Dataset items>

──────

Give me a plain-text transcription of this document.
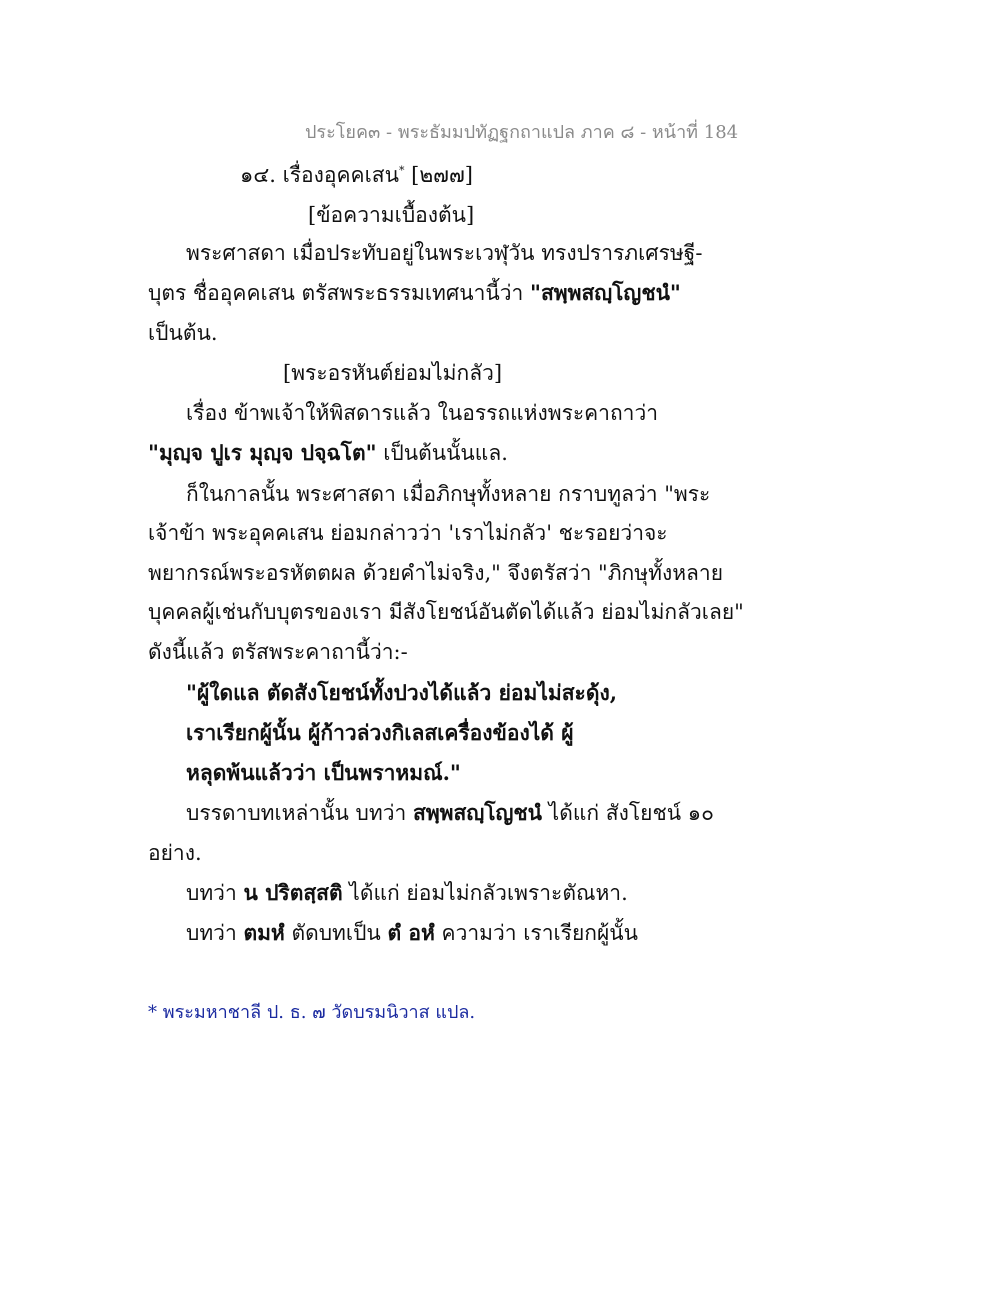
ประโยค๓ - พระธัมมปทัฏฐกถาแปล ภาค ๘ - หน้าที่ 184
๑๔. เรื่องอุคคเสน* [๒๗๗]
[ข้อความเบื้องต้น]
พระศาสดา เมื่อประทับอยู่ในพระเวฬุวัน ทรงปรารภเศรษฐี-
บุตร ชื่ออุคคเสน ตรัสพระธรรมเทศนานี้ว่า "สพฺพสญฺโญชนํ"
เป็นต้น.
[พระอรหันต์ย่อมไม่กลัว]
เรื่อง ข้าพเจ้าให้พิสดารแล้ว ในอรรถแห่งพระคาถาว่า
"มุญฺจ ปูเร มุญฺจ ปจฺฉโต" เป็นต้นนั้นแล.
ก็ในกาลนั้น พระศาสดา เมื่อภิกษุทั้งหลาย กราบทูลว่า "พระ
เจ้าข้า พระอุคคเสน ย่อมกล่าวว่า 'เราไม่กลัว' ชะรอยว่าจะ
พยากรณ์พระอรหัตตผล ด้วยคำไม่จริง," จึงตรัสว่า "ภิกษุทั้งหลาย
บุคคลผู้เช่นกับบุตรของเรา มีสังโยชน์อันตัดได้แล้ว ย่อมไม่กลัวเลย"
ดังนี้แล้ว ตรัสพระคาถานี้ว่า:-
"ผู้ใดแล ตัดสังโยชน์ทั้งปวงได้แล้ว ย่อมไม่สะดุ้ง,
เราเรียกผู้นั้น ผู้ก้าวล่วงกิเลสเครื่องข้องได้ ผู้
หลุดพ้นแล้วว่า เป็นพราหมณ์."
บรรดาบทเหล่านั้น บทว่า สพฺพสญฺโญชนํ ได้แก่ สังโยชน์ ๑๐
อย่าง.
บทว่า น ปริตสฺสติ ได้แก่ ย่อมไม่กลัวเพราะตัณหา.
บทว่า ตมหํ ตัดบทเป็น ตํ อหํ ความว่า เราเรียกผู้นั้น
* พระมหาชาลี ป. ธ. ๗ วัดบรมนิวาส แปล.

──────

TASK TO CARRY OUT>
Using the records above, output their complete text exactly, minus any images.

FINAL RESULT>
Give me a plain-text transcription of this document.
ประโยค๓ - พระธัมมปทัฏฐกถาแปล ภาค ๘ - หน้าที่ 184
๑๔. เรื่องอุคคเสน* [๒๗๗]
[ข้อความเบื้องต้น]
พระศาสดา เมื่อประทับอยู่ในพระเวฬุวัน ทรงปรารภเศรษฐี-
บุตร ชื่ออุคคเสน ตรัสพระธรรมเทศนานี้ว่า "สพฺพสญฺโญชนํ"
เป็นต้น.
[พระอรหันต์ย่อมไม่กลัว]
เรื่อง ข้าพเจ้าให้พิสดารแล้ว ในอรรถแห่งพระคาถาว่า
"มุญฺจ ปูเร มุญฺจ ปจฺฉโต" เป็นต้นนั้นแล.
ก็ในกาลนั้น พระศาสดา เมื่อภิกษุทั้งหลาย กราบทูลว่า "พระ
เจ้าข้า พระอุคคเสน ย่อมกล่าวว่า 'เราไม่กลัว' ชะรอยว่าจะ
พยากรณ์พระอรหัตตผล ด้วยคำไม่จริง," จึงตรัสว่า "ภิกษุทั้งหลาย
บุคคลผู้เช่นกับบุตรของเรา มีสังโยชน์อันตัดได้แล้ว ย่อมไม่กลัวเลย"
ดังนี้แล้ว ตรัสพระคาถานี้ว่า:-
"ผู้ใดแล ตัดสังโยชน์ทั้งปวงได้แล้ว ย่อมไม่สะดุ้ง,
เราเรียกผู้นั้น ผู้ก้าวล่วงกิเลสเครื่องข้องได้ ผู้
หลุดพ้นแล้วว่า เป็นพราหมณ์."
บรรดาบทเหล่านั้น บทว่า สพฺพสญฺโญชนํ ได้แก่ สังโยชน์ ๑๐
อย่าง.
บทว่า น ปริตสฺสติ ได้แก่ ย่อมไม่กลัวเพราะตัณหา.
บทว่า ตมหํ ตัดบทเป็น ตํ อหํ ความว่า เราเรียกผู้นั้น
* พระมหาชาลี ป. ธ. ๗ วัดบรมนิวาส แปล.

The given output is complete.